[BEGIN Supplied material]
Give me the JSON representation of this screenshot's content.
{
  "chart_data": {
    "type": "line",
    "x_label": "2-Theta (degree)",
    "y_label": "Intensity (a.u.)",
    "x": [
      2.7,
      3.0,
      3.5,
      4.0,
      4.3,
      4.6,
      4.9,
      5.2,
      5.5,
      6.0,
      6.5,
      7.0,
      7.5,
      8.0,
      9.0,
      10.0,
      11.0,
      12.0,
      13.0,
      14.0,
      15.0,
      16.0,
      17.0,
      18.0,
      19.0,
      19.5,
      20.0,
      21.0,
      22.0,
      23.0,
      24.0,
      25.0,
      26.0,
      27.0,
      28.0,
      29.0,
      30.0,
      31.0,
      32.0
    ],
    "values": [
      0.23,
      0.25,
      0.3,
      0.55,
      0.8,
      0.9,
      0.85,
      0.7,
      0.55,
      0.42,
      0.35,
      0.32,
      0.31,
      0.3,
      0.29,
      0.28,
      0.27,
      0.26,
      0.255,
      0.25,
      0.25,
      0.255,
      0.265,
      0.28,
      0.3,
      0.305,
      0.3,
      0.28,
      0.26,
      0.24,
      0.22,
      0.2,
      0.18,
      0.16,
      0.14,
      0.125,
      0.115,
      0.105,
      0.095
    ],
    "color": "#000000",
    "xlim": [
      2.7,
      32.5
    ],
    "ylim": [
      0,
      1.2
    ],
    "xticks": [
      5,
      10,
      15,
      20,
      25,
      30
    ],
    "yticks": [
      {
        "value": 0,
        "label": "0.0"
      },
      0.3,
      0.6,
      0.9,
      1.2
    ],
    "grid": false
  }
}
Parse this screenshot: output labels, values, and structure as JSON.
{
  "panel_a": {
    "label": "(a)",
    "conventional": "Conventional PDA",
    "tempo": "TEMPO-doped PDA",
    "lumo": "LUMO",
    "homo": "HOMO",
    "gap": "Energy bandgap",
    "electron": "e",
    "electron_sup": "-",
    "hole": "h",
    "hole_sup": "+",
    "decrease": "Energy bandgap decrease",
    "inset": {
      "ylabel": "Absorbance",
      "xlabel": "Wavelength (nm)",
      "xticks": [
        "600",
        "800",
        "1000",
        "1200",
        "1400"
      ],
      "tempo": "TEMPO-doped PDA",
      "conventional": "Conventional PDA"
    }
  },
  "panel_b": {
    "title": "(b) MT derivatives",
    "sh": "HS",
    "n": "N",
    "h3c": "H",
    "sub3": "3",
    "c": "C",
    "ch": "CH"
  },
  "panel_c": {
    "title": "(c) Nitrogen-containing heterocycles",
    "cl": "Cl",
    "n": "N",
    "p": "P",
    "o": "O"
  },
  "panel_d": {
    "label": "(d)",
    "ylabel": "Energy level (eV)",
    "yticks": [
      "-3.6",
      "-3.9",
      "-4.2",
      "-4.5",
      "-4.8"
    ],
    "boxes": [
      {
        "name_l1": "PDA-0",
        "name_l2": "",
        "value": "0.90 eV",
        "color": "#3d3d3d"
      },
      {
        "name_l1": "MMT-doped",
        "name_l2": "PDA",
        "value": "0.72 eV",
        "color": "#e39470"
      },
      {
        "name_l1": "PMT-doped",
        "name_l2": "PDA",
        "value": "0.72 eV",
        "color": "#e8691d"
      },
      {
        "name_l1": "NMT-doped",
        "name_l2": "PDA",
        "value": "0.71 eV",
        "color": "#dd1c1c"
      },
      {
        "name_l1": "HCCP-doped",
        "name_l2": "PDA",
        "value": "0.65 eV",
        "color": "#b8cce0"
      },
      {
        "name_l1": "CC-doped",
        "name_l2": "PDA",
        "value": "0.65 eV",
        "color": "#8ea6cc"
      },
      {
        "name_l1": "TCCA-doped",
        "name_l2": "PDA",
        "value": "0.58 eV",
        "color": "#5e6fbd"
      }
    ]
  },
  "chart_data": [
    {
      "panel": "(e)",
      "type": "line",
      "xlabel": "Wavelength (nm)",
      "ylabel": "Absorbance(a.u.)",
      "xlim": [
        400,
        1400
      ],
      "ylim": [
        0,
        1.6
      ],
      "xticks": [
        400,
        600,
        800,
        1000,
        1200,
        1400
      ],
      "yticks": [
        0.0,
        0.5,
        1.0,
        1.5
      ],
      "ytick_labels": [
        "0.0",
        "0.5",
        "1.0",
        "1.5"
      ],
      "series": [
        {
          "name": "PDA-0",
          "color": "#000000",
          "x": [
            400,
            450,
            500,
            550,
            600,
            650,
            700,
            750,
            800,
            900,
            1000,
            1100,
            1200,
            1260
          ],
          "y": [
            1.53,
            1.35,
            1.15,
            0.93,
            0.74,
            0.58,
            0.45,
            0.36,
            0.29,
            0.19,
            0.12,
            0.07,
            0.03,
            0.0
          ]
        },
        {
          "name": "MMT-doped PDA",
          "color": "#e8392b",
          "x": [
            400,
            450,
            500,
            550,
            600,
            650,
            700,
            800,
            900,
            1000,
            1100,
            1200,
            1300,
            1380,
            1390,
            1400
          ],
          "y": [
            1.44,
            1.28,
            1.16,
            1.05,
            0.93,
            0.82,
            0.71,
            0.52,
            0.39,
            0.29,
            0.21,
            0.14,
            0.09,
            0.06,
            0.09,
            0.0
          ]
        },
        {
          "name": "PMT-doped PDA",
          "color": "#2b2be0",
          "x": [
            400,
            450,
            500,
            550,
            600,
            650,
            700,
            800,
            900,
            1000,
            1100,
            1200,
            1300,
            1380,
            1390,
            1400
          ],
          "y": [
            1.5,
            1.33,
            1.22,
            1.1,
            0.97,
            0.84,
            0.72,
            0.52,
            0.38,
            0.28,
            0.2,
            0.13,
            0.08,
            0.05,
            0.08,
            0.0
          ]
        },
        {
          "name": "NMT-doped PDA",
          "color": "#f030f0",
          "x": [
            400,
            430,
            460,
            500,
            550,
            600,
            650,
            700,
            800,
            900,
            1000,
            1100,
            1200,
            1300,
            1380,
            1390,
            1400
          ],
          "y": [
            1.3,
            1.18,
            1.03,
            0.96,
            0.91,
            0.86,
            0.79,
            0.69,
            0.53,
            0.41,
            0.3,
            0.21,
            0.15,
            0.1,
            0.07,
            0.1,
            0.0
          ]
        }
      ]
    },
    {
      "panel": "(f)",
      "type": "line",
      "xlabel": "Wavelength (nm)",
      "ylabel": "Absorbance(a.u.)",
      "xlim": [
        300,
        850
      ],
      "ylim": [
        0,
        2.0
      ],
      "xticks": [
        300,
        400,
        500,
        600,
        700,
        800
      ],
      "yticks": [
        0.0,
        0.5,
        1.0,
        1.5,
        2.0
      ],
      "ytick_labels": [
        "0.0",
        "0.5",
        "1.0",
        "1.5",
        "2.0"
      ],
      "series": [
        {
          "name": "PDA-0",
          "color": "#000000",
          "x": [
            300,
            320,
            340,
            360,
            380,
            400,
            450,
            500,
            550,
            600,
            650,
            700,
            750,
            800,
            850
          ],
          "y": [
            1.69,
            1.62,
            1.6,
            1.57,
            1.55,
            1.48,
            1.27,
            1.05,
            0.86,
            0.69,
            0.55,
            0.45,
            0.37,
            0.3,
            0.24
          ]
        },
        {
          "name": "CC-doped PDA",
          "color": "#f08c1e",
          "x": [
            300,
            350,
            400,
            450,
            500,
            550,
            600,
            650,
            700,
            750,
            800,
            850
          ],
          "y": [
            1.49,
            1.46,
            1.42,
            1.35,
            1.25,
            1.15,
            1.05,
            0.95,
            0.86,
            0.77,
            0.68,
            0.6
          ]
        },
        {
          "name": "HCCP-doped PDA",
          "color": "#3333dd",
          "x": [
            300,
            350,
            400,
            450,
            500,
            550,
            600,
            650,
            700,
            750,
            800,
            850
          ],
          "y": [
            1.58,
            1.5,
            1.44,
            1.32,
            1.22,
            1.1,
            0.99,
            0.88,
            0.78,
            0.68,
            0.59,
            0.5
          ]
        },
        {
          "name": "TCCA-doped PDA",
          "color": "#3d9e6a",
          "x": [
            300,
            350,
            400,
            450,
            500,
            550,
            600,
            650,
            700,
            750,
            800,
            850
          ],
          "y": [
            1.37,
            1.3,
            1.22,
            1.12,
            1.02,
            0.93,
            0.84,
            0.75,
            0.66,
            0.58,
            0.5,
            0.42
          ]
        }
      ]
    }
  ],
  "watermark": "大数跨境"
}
[END Supplied material]
▶ _What to do_: Search the listing above for the string "screenshot". Copy every line that contains it.

▶ _Full answer_:
Give me the JSON representation of this screenshot's content.
Parse this screenshot: output labels, values, and structure as JSON.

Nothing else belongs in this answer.